Read the records below and copy each line that contains "Personalization".
— begin Data supplied —
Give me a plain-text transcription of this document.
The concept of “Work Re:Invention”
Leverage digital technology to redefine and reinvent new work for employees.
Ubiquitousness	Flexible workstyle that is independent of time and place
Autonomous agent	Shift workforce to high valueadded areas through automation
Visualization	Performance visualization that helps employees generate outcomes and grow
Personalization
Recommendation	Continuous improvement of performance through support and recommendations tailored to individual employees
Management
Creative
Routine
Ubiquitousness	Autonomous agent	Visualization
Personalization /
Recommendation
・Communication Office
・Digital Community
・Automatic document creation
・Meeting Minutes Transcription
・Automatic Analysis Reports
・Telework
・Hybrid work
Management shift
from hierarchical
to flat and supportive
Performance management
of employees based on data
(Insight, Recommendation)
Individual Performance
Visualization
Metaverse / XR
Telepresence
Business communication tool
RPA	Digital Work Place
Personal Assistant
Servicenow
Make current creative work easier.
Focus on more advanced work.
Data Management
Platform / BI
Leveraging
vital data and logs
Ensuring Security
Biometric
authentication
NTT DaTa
— end Data supplied —
Written response:
Personalization
Personalization /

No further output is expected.